> _Set exercise_:
Count how many lines contain the word "ante". Please give only the number.

> _Given data_:
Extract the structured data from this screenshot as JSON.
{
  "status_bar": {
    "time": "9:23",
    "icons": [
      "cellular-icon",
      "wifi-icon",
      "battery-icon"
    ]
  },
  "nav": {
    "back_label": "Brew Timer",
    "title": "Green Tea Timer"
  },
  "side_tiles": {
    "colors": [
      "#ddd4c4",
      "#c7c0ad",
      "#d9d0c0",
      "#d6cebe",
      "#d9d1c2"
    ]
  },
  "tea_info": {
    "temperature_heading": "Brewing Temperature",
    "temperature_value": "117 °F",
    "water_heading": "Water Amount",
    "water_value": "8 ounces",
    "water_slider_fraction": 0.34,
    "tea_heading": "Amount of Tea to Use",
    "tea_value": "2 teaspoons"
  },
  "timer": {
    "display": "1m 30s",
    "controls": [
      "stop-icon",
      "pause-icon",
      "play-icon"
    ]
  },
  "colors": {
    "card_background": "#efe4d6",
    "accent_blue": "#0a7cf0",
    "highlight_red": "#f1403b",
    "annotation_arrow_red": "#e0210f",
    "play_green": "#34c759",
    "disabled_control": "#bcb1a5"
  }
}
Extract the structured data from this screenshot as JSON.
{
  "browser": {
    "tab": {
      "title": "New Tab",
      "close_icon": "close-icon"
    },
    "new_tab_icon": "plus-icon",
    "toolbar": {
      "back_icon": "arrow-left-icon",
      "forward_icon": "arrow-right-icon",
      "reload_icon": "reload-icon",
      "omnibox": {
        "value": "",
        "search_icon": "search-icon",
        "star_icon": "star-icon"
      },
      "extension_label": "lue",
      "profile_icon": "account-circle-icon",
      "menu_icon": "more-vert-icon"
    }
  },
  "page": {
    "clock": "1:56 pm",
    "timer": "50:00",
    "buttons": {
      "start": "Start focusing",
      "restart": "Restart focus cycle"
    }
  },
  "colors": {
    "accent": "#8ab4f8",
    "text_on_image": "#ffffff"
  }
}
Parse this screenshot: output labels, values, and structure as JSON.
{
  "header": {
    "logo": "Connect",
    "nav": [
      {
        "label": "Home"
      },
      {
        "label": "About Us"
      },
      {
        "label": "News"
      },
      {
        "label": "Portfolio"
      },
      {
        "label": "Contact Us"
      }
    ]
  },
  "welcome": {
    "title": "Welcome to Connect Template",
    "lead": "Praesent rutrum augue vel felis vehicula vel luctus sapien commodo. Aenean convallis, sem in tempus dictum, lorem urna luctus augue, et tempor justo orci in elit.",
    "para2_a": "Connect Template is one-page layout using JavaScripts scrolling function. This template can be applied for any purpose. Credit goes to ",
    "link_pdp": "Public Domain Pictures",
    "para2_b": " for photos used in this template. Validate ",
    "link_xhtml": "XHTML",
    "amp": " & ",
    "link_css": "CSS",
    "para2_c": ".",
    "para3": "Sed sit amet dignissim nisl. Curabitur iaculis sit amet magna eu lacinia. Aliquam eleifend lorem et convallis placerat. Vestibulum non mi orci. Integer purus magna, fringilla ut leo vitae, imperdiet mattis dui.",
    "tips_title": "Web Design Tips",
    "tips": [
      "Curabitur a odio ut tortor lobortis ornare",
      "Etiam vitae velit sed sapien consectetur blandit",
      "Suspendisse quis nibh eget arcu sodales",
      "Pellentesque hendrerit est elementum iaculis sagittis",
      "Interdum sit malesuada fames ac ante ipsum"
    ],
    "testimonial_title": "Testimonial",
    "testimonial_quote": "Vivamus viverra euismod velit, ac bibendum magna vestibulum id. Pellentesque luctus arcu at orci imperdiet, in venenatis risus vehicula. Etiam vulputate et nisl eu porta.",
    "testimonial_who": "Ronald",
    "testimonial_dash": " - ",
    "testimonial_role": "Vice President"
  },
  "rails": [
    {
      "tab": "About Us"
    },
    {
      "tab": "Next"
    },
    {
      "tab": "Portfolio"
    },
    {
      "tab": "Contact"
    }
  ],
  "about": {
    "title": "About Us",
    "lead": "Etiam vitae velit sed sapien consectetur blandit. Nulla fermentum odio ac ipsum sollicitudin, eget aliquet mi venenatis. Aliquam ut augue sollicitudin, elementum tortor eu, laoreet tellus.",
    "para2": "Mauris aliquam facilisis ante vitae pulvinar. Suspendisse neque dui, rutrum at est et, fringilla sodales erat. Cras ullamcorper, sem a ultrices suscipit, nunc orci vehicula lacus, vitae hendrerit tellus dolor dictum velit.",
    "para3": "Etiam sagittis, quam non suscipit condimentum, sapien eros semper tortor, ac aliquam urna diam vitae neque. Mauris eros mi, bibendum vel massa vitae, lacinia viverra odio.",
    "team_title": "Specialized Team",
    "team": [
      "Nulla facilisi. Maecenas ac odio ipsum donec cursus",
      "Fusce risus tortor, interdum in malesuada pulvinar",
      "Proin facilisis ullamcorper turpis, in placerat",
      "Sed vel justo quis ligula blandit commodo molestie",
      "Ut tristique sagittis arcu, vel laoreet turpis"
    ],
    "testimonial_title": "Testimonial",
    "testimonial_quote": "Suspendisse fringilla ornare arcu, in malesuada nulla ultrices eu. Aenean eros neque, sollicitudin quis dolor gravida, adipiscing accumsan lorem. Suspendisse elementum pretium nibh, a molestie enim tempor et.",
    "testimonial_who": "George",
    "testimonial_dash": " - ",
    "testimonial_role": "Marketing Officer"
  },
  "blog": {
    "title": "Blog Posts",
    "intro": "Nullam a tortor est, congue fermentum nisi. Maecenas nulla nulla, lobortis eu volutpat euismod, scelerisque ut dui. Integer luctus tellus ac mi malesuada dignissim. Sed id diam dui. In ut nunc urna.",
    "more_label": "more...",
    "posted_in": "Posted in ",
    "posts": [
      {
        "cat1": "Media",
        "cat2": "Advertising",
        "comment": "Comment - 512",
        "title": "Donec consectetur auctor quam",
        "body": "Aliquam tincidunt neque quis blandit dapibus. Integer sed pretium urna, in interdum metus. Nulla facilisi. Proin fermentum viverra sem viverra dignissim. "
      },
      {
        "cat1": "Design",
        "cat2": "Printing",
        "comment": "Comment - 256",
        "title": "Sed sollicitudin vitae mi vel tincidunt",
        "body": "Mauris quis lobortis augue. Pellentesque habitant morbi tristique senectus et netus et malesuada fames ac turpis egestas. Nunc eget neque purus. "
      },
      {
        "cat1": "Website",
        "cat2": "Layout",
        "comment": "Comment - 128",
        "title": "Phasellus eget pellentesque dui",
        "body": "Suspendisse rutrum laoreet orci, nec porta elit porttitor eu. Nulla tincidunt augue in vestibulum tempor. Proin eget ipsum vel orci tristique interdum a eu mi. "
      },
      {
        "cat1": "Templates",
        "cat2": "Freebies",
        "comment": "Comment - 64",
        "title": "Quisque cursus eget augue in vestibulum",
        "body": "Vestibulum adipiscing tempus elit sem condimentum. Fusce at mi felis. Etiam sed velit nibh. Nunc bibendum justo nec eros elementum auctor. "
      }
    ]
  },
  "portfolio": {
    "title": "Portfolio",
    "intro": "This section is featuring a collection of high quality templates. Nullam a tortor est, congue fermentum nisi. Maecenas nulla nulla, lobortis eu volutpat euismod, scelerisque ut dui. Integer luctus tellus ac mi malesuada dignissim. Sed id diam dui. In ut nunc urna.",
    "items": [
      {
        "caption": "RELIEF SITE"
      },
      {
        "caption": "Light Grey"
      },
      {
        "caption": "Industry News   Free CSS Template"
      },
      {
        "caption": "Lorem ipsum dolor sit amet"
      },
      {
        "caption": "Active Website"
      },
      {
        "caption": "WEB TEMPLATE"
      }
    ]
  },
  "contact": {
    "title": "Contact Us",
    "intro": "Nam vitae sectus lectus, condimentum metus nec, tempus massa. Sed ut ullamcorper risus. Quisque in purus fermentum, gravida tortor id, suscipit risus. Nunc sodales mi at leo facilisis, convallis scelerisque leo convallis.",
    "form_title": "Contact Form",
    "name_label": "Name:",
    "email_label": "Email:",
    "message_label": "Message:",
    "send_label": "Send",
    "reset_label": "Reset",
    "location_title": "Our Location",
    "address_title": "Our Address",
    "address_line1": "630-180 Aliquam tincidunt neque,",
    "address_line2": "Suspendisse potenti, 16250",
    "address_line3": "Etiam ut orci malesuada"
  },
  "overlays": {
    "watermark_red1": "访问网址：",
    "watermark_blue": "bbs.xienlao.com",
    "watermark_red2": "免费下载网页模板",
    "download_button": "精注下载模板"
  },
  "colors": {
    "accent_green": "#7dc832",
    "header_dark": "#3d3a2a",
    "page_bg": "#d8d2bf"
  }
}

> _Response_:
2